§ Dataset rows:
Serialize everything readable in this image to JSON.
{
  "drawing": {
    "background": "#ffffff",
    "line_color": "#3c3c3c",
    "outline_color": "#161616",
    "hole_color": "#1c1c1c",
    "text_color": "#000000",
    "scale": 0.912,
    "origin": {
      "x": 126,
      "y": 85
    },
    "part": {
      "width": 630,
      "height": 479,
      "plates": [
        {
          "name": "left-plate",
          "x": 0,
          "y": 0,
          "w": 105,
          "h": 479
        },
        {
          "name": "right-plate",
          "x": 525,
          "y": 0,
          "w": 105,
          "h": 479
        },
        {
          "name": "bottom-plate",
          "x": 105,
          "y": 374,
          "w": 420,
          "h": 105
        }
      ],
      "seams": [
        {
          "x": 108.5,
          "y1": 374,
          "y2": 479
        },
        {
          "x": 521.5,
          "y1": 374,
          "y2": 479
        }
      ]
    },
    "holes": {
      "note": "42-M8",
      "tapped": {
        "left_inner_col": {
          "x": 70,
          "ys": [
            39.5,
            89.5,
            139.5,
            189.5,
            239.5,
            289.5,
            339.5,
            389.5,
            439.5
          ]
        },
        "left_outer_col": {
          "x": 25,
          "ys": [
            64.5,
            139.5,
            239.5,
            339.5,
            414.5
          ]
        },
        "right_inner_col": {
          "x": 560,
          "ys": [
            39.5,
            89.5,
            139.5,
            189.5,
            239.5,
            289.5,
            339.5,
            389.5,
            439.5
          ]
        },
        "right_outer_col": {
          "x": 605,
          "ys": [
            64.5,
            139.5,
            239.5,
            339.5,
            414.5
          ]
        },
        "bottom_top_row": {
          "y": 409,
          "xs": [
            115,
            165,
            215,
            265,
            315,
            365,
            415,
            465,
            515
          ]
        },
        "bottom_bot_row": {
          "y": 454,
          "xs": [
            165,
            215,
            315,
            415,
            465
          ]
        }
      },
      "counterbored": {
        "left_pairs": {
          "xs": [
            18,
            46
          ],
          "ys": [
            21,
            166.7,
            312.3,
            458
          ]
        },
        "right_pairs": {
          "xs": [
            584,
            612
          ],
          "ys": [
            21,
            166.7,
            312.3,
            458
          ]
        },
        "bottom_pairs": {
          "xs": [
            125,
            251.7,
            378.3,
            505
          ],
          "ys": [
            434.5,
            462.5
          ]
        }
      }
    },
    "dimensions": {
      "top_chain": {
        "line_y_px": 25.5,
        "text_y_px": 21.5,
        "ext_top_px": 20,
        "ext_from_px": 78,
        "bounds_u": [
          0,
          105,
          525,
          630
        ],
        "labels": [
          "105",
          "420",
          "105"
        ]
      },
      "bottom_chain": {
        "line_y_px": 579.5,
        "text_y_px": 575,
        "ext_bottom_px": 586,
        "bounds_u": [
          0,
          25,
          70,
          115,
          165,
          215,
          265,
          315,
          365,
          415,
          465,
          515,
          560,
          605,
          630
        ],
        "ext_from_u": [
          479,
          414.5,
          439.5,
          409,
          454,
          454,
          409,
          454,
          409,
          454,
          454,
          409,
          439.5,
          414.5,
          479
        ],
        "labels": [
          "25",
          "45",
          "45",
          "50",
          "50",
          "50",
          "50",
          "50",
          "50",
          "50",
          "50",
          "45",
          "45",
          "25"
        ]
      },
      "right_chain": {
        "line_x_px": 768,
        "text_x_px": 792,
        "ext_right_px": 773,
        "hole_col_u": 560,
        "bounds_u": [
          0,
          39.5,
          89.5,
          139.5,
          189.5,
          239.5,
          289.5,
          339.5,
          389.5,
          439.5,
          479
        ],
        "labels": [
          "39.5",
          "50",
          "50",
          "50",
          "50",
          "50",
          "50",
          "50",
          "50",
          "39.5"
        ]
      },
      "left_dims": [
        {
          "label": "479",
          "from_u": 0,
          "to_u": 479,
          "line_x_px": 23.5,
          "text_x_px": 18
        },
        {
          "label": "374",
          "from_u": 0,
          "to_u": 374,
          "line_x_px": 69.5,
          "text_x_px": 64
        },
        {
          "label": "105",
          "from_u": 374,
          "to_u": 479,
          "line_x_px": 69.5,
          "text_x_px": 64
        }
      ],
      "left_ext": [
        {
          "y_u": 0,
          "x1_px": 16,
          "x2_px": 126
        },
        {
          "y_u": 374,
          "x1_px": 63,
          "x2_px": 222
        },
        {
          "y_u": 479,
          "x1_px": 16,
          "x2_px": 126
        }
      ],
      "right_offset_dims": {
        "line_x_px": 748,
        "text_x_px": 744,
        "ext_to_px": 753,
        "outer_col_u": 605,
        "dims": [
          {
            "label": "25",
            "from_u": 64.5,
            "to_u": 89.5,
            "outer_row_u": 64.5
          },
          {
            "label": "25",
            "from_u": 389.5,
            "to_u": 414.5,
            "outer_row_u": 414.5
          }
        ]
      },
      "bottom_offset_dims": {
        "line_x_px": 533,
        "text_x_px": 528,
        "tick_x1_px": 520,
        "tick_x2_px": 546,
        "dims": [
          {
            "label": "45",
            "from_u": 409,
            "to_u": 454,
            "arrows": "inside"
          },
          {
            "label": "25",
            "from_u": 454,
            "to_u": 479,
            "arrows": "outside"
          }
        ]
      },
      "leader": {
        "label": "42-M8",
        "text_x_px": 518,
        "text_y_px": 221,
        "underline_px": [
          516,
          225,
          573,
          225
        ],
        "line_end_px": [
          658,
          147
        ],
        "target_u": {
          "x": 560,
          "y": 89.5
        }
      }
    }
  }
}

§ WHAT NEEDS TO BE DONE: Recopy the whole listing exactly.

§ ANSWER BELOW:
Serialize everything readable in this image to JSON.
{
  "drawing": {
    "background": "#ffffff",
    "line_color": "#3c3c3c",
    "outline_color": "#161616",
    "hole_color": "#1c1c1c",
    "text_color": "#000000",
    "scale": 0.912,
    "origin": {
      "x": 126,
      "y": 85
    },
    "part": {
      "width": 630,
      "height": 479,
      "plates": [
        {
          "name": "left-plate",
          "x": 0,
          "y": 0,
          "w": 105,
          "h": 479
        },
        {
          "name": "right-plate",
          "x": 525,
          "y": 0,
          "w": 105,
          "h": 479
        },
        {
          "name": "bottom-plate",
          "x": 105,
          "y": 374,
          "w": 420,
          "h": 105
        }
      ],
      "seams": [
        {
          "x": 108.5,
          "y1": 374,
          "y2": 479
        },
        {
          "x": 521.5,
          "y1": 374,
          "y2": 479
        }
      ]
    },
    "holes": {
      "note": "42-M8",
      "tapped": {
        "left_inner_col": {
          "x": 70,
          "ys": [
            39.5,
            89.5,
            139.5,
            189.5,
            239.5,
            289.5,
            339.5,
            389.5,
            439.5
          ]
        },
        "left_outer_col": {
          "x": 25,
          "ys": [
            64.5,
            139.5,
            239.5,
            339.5,
            414.5
          ]
        },
        "right_inner_col": {
          "x": 560,
          "ys": [
            39.5,
            89.5,
            139.5,
            189.5,
            239.5,
            289.5,
            339.5,
            389.5,
            439.5
          ]
        },
        "right_outer_col": {
          "x": 605,
          "ys": [
            64.5,
            139.5,
            239.5,
            339.5,
            414.5
          ]
        },
        "bottom_top_row": {
          "y": 409,
          "xs": [
            115,
            165,
            215,
            265,
            315,
            365,
            415,
            465,
            515
          ]
        },
        "bottom_bot_row": {
          "y": 454,
          "xs": [
            165,
            215,
            315,
            415,
            465
          ]
        }
      },
      "counterbored": {
        "left_pairs": {
          "xs": [
            18,
            46
          ],
          "ys": [
            21,
            166.7,
            312.3,
            458
          ]
        },
        "right_pairs": {
          "xs": [
            584,
            612
          ],
          "ys": [
            21,
            166.7,
            312.3,
            458
          ]
        },
        "bottom_pairs": {
          "xs": [
            125,
            251.7,
            378.3,
            505
          ],
          "ys": [
            434.5,
            462.5
          ]
        }
      }
    },
    "dimensions": {
      "top_chain": {
        "line_y_px": 25.5,
        "text_y_px": 21.5,
        "ext_top_px": 20,
        "ext_from_px": 78,
        "bounds_u": [
          0,
          105,
          525,
          630
        ],
        "labels": [
          "105",
          "420",
          "105"
        ]
      },
      "bottom_chain": {
        "line_y_px": 579.5,
        "text_y_px": 575,
        "ext_bottom_px": 586,
        "bounds_u": [
          0,
          25,
          70,
          115,
          165,
          215,
          265,
          315,
          365,
          415,
          465,
          515,
          560,
          605,
          630
        ],
        "ext_from_u": [
          479,
          414.5,
          439.5,
          409,
          454,
          454,
          409,
          454,
          409,
          454,
          454,
          409,
          439.5,
          414.5,
          479
        ],
        "labels": [
          "25",
          "45",
          "45",
          "50",
          "50",
          "50",
          "50",
          "50",
          "50",
          "50",
          "50",
          "45",
          "45",
          "25"
        ]
      },
      "right_chain": {
        "line_x_px": 768,
        "text_x_px": 792,
        "ext_right_px": 773,
        "hole_col_u": 560,
        "bounds_u": [
          0,
          39.5,
          89.5,
          139.5,
          189.5,
          239.5,
          289.5,
          339.5,
          389.5,
          439.5,
          479
        ],
        "labels": [
          "39.5",
          "50",
          "50",
          "50",
          "50",
          "50",
          "50",
          "50",
          "50",
          "39.5"
        ]
      },
      "left_dims": [
        {
          "label": "479",
          "from_u": 0,
          "to_u": 479,
          "line_x_px": 23.5,
          "text_x_px": 18
        },
        {
          "label": "374",
          "from_u": 0,
          "to_u": 374,
          "line_x_px": 69.5,
          "text_x_px": 64
        },
        {
          "label": "105",
          "from_u": 374,
          "to_u": 479,
          "line_x_px": 69.5,
          "text_x_px": 64
        }
      ],
      "left_ext": [
        {
          "y_u": 0,
          "x1_px": 16,
          "x2_px": 126
        },
        {
          "y_u": 374,
          "x1_px": 63,
          "x2_px": 222
        },
        {
          "y_u": 479,
          "x1_px": 16,
          "x2_px": 126
        }
      ],
      "right_offset_dims": {
        "line_x_px": 748,
        "text_x_px": 744,
        "ext_to_px": 753,
        "outer_col_u": 605,
        "dims": [
          {
            "label": "25",
            "from_u": 64.5,
            "to_u": 89.5,
            "outer_row_u": 64.5
          },
          {
            "label": "25",
            "from_u": 389.5,
            "to_u": 414.5,
            "outer_row_u": 414.5
          }
        ]
      },
      "bottom_offset_dims": {
        "line_x_px": 533,
        "text_x_px": 528,
        "tick_x1_px": 520,
        "tick_x2_px": 546,
        "dims": [
          {
            "label": "45",
            "from_u": 409,
            "to_u": 454,
            "arrows": "inside"
          },
          {
            "label": "25",
            "from_u": 454,
            "to_u": 479,
            "arrows": "outside"
          }
        ]
      },
      "leader": {
        "label": "42-M8",
        "text_x_px": 518,
        "text_y_px": 221,
        "underline_px": [
          516,
          225,
          573,
          225
        ],
        "line_end_px": [
          658,
          147
        ],
        "target_u": {
          "x": 560,
          "y": 89.5
        }
      }
    }
  }
}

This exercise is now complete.